## Prompt
Write out the data again exactly, skipping every picture.

## Raw data
==============================
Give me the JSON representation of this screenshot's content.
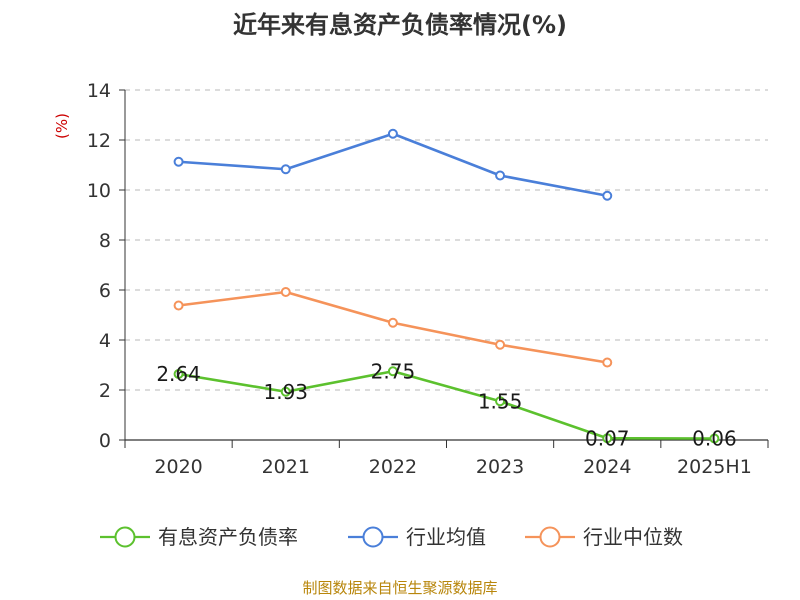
{
  "chart_data": {
    "type": "line",
    "title": "近年来有息资产负债率情况(%)",
    "ylabel": "(%)",
    "categories": [
      "2020",
      "2021",
      "2022",
      "2023",
      "2024",
      "2025H1"
    ],
    "yticks": [
      "0",
      "2",
      "4",
      "6",
      "8",
      "10",
      "12",
      "14"
    ],
    "ylim": [
      0,
      14
    ],
    "grid": true,
    "legend_position": "bottom",
    "series": [
      {
        "name": "有息资产负债率",
        "color": "#5cc12e",
        "values": [
          2.64,
          1.93,
          2.75,
          1.55,
          0.07,
          0.06
        ],
        "labels": [
          "2.64",
          "1.93",
          "2.75",
          "1.55",
          "0.07",
          "0.06"
        ]
      },
      {
        "name": "行业均值",
        "color": "#4a7fd9",
        "values": [
          11.13,
          10.83,
          12.25,
          10.58,
          9.77,
          null
        ]
      },
      {
        "name": "行业中位数",
        "color": "#f5935a",
        "values": [
          5.38,
          5.92,
          4.69,
          3.81,
          3.1,
          null
        ]
      }
    ],
    "source": "制图数据来自恒生聚源数据库"
  }
}
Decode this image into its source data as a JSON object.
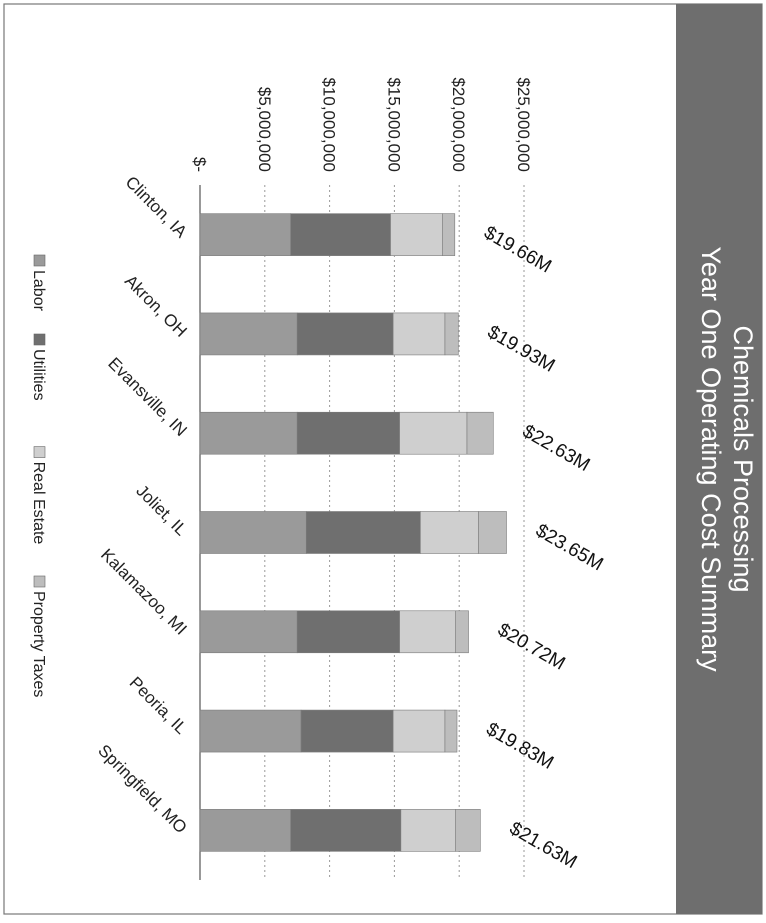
{
  "chart_data": {
    "type": "bar",
    "stacked": true,
    "title": "Chemicals Processing",
    "subtitle": "Year One Operating Cost Summary",
    "categories": [
      "Clinton, IA",
      "Akron, OH",
      "Evansville, IN",
      "Joliet, IL",
      "Kalamazoo, MI",
      "Peoria, IL",
      "Springfield, MO"
    ],
    "series": [
      {
        "name": "Labor",
        "color": "#9a9a9a",
        "values": [
          7000000,
          7500000,
          7500000,
          8200000,
          7500000,
          7800000,
          7000000
        ]
      },
      {
        "name": "Utilities",
        "color": "#6f6f6f",
        "values": [
          7700000,
          7400000,
          7900000,
          8800000,
          7900000,
          7100000,
          8500000
        ]
      },
      {
        "name": "Real Estate",
        "color": "#cfcfcf",
        "values": [
          4000000,
          4000000,
          5200000,
          4500000,
          4300000,
          4000000,
          4200000
        ]
      },
      {
        "name": "Property Taxes",
        "color": "#bdbdbd",
        "values": [
          960000,
          1030000,
          2030000,
          2150000,
          1020000,
          930000,
          1930000
        ]
      }
    ],
    "totals_labels": [
      "$19.66M",
      "$19.93M",
      "$22.63M",
      "$23.65M",
      "$20.72M",
      "$19.83M",
      "$21.63M"
    ],
    "y_ticks": [
      0,
      5000000,
      10000000,
      15000000,
      20000000,
      25000000
    ],
    "y_tick_labels": [
      "$-",
      "$5,000,000",
      "$10,000,000",
      "$15,000,000",
      "$20,000,000",
      "$25,000,000"
    ],
    "ylim": [
      0,
      25000000
    ],
    "grid": true,
    "legend_position": "bottom",
    "orientation": "rotated-90-clockwise"
  }
}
==============================
## Final result
Give me the JSON representation of this screenshot's content.
{
  "chart_data": {
    "type": "line",
    "title": "近年来有息资产负债率情况(%)",
    "ylabel": "(%)",
    "categories": [
      "2020",
      "2021",
      "2022",
      "2023",
      "2024",
      "2025H1"
    ],
    "yticks": [
      "0",
      "2",
      "4",
      "6",
      "8",
      "10",
      "12",
      "14"
    ],
    "ylim": [
      0,
      14
    ],
    "grid": true,
    "legend_position": "bottom",
    "series": [
      {
        "name": "有息资产负债率",
        "color": "#5cc12e",
        "values": [
          2.64,
          1.93,
          2.75,
          1.55,
          0.07,
          0.06
        ],
        "labels": [
          "2.64",
          "1.93",
          "2.75",
          "1.55",
          "0.07",
          "0.06"
        ]
      },
      {
        "name": "行业均值",
        "color": "#4a7fd9",
        "values": [
          11.13,
          10.83,
          12.25,
          10.58,
          9.77,
          null
        ]
      },
      {
        "name": "行业中位数",
        "color": "#f5935a",
        "values": [
          5.38,
          5.92,
          4.69,
          3.81,
          3.1,
          null
        ]
      }
    ],
    "source": "制图数据来自恒生聚源数据库"
  }
}
Decode this image into its source data as a JSON object.
{
  "chart_data": {
    "type": "bar",
    "stacked": true,
    "title": "Chemicals Processing",
    "subtitle": "Year One Operating Cost Summary",
    "categories": [
      "Clinton, IA",
      "Akron, OH",
      "Evansville, IN",
      "Joliet, IL",
      "Kalamazoo, MI",
      "Peoria, IL",
      "Springfield, MO"
    ],
    "series": [
      {
        "name": "Labor",
        "color": "#9a9a9a",
        "values": [
          7000000,
          7500000,
          7500000,
          8200000,
          7500000,
          7800000,
          7000000
        ]
      },
      {
        "name": "Utilities",
        "color": "#6f6f6f",
        "values": [
          7700000,
          7400000,
          7900000,
          8800000,
          7900000,
          7100000,
          8500000
        ]
      },
      {
        "name": "Real Estate",
        "color": "#cfcfcf",
        "values": [
          4000000,
          4000000,
          5200000,
          4500000,
          4300000,
          4000000,
          4200000
        ]
      },
      {
        "name": "Property Taxes",
        "color": "#bdbdbd",
        "values": [
          960000,
          1030000,
          2030000,
          2150000,
          1020000,
          930000,
          1930000
        ]
      }
    ],
    "totals_labels": [
      "$19.66M",
      "$19.93M",
      "$22.63M",
      "$23.65M",
      "$20.72M",
      "$19.83M",
      "$21.63M"
    ],
    "y_ticks": [
      0,
      5000000,
      10000000,
      15000000,
      20000000,
      25000000
    ],
    "y_tick_labels": [
      "$-",
      "$5,000,000",
      "$10,000,000",
      "$15,000,000",
      "$20,000,000",
      "$25,000,000"
    ],
    "ylim": [
      0,
      25000000
    ],
    "grid": true,
    "legend_position": "bottom",
    "orientation": "rotated-90-clockwise"
  }
}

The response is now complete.